Extracted information >>
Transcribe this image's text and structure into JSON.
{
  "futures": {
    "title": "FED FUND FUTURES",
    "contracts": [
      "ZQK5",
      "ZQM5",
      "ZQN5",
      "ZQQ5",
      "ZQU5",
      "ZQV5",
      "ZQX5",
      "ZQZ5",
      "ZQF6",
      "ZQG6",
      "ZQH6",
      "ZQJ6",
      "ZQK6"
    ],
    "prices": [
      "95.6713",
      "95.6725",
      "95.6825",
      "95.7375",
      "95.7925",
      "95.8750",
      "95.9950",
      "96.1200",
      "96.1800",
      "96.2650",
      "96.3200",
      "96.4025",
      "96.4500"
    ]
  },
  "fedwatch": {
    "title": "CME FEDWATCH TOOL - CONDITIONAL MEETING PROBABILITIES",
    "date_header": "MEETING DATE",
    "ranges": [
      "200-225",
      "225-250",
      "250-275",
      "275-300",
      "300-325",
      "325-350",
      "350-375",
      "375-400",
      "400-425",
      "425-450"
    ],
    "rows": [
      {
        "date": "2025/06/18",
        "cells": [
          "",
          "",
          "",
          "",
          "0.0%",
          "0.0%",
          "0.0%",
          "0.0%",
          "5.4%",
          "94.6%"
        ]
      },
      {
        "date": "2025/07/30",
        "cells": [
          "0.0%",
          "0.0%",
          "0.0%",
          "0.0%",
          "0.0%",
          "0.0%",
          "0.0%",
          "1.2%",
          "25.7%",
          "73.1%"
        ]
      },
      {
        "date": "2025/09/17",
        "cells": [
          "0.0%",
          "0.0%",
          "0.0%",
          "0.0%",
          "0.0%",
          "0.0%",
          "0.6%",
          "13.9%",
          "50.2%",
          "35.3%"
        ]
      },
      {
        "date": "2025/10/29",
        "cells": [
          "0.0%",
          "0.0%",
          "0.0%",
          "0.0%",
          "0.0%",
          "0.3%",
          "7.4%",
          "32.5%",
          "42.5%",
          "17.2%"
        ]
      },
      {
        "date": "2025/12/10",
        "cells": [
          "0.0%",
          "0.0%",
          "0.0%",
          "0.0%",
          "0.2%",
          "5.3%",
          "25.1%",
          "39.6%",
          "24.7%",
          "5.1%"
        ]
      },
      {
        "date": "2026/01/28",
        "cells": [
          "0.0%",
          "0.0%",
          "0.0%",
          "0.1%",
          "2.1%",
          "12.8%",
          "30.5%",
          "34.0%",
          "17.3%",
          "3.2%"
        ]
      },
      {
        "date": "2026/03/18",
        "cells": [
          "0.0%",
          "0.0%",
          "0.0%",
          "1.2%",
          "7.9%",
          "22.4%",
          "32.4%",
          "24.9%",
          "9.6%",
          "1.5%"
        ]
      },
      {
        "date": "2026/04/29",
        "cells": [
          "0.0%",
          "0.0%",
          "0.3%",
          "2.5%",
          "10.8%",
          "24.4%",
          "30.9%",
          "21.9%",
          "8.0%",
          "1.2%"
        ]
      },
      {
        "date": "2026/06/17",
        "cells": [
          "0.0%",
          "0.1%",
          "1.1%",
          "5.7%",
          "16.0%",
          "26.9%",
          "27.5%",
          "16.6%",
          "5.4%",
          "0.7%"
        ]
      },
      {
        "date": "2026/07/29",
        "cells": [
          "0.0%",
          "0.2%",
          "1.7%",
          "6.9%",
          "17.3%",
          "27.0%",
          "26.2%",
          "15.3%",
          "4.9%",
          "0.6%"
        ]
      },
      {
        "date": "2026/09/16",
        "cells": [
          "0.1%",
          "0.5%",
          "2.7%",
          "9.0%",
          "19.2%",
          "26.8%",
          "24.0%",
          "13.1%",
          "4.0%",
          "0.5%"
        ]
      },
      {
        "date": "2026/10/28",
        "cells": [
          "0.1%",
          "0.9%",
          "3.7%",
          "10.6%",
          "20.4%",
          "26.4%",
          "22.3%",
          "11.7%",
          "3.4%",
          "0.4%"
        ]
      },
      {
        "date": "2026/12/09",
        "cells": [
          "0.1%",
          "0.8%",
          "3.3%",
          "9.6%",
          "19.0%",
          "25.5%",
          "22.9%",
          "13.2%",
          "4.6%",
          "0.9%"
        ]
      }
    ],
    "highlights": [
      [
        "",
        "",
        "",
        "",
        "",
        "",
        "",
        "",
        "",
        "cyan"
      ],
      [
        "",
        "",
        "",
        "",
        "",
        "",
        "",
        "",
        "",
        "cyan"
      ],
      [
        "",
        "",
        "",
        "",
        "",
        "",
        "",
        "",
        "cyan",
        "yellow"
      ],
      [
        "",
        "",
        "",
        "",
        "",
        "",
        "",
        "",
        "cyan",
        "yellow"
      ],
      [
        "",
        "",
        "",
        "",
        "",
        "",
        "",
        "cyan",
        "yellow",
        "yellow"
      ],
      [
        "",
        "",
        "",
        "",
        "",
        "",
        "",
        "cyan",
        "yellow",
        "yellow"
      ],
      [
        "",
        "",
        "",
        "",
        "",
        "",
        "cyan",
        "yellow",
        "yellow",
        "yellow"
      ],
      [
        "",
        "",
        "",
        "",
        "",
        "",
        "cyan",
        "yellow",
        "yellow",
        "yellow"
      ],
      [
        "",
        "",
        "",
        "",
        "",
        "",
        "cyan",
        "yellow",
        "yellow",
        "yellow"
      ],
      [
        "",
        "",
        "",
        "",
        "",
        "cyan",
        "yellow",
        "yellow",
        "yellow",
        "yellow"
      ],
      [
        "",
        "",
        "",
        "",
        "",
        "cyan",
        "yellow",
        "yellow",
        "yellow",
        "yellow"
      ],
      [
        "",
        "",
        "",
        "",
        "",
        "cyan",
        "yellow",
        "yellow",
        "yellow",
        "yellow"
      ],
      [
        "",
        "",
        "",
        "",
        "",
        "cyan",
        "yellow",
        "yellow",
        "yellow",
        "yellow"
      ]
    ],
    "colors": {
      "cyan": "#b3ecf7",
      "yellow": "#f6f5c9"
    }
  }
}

Task objective >>
Return each line that includes "MEETING".

Answer below >>
    "title": "CME FEDWATCH TOOL - CONDITIONAL MEETING PROBABILITIES",
    "date_header": "MEETING DATE",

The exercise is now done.